YOUR ASSIGNMENT: Please reproduce all the data exactly as written and omit the pictures.

EXERCISE INPUT:
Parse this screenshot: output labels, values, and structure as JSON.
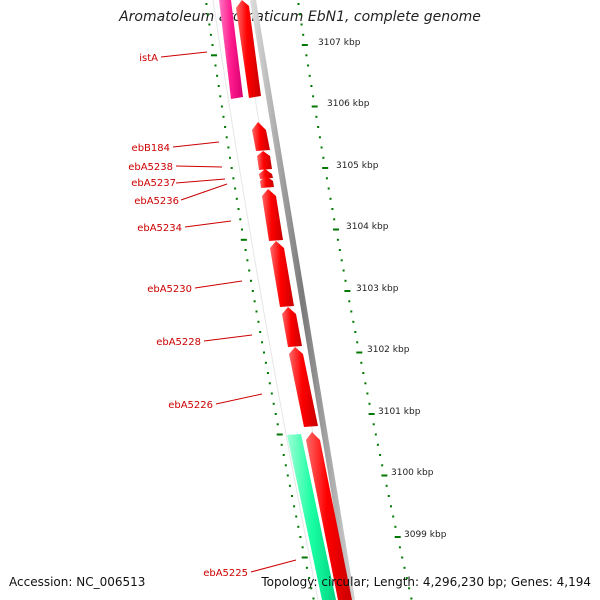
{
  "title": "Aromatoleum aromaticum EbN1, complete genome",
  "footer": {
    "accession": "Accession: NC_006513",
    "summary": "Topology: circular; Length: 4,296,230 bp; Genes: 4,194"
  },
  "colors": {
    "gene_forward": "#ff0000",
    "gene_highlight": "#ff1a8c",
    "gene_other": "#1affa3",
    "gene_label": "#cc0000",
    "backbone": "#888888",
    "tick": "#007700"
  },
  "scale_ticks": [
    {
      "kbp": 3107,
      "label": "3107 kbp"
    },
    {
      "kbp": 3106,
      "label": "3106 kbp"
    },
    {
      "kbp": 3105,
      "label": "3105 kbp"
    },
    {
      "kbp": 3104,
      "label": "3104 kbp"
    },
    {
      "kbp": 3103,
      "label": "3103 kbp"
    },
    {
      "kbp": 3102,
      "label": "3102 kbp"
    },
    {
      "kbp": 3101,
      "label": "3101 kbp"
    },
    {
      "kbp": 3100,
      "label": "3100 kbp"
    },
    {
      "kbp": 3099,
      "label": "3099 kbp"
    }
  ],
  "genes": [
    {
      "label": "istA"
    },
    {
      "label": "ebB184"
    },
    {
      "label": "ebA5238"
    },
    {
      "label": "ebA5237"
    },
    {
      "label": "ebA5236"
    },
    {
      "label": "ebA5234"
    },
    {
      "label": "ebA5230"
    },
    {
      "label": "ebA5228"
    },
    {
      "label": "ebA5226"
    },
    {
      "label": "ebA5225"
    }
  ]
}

EXERCISE OUTPUT:
Parse this screenshot: output labels, values, and structure as JSON.
{
  "title": "Aromatoleum aromaticum EbN1, complete genome",
  "footer": {
    "accession": "Accession: NC_006513",
    "summary": "Topology: circular; Length: 4,296,230 bp; Genes: 4,194"
  },
  "colors": {
    "gene_forward": "#ff0000",
    "gene_highlight": "#ff1a8c",
    "gene_other": "#1affa3",
    "gene_label": "#cc0000",
    "backbone": "#888888",
    "tick": "#007700"
  },
  "scale_ticks": [
    {
      "kbp": 3107,
      "label": "3107 kbp"
    },
    {
      "kbp": 3106,
      "label": "3106 kbp"
    },
    {
      "kbp": 3105,
      "label": "3105 kbp"
    },
    {
      "kbp": 3104,
      "label": "3104 kbp"
    },
    {
      "kbp": 3103,
      "label": "3103 kbp"
    },
    {
      "kbp": 3102,
      "label": "3102 kbp"
    },
    {
      "kbp": 3101,
      "label": "3101 kbp"
    },
    {
      "kbp": 3100,
      "label": "3100 kbp"
    },
    {
      "kbp": 3099,
      "label": "3099 kbp"
    }
  ],
  "genes": [
    {
      "label": "istA"
    },
    {
      "label": "ebB184"
    },
    {
      "label": "ebA5238"
    },
    {
      "label": "ebA5237"
    },
    {
      "label": "ebA5236"
    },
    {
      "label": "ebA5234"
    },
    {
      "label": "ebA5230"
    },
    {
      "label": "ebA5228"
    },
    {
      "label": "ebA5226"
    },
    {
      "label": "ebA5225"
    }
  ]
}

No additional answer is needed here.